>> start GIVEN DATA

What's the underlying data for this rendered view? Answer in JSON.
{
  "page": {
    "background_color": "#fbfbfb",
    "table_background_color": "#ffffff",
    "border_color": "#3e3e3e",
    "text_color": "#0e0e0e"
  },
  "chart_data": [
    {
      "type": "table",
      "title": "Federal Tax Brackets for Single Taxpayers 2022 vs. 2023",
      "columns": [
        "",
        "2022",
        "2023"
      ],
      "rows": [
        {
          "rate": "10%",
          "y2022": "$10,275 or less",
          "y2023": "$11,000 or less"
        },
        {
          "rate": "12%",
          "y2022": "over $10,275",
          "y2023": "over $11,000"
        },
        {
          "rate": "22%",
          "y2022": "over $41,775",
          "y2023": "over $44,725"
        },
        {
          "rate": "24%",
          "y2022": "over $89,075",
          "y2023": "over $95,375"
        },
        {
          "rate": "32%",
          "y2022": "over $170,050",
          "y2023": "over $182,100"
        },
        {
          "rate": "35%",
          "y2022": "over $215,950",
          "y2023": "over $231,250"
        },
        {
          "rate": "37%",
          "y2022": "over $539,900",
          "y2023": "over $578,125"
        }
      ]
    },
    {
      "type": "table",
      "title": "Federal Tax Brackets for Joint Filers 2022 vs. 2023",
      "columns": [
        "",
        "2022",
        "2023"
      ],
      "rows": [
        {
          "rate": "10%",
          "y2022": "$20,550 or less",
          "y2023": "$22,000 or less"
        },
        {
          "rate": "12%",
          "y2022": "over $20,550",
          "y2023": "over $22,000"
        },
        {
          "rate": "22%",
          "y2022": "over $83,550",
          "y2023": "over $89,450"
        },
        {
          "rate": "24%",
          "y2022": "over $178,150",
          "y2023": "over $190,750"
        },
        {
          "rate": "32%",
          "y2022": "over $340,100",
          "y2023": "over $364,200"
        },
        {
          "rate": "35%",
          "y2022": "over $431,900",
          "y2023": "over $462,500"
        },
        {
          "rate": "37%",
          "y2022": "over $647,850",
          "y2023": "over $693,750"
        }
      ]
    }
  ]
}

>> end GIVEN DATA

-- STATED EXERCISE --
Every line that holds the string "Federal" should be returned.

-- WRITTEN SOLUTION --
      "title": "Federal Tax Brackets for Single Taxpayers 2022 vs. 2023",
      "title": "Federal Tax Brackets for Joint Filers 2022 vs. 2023",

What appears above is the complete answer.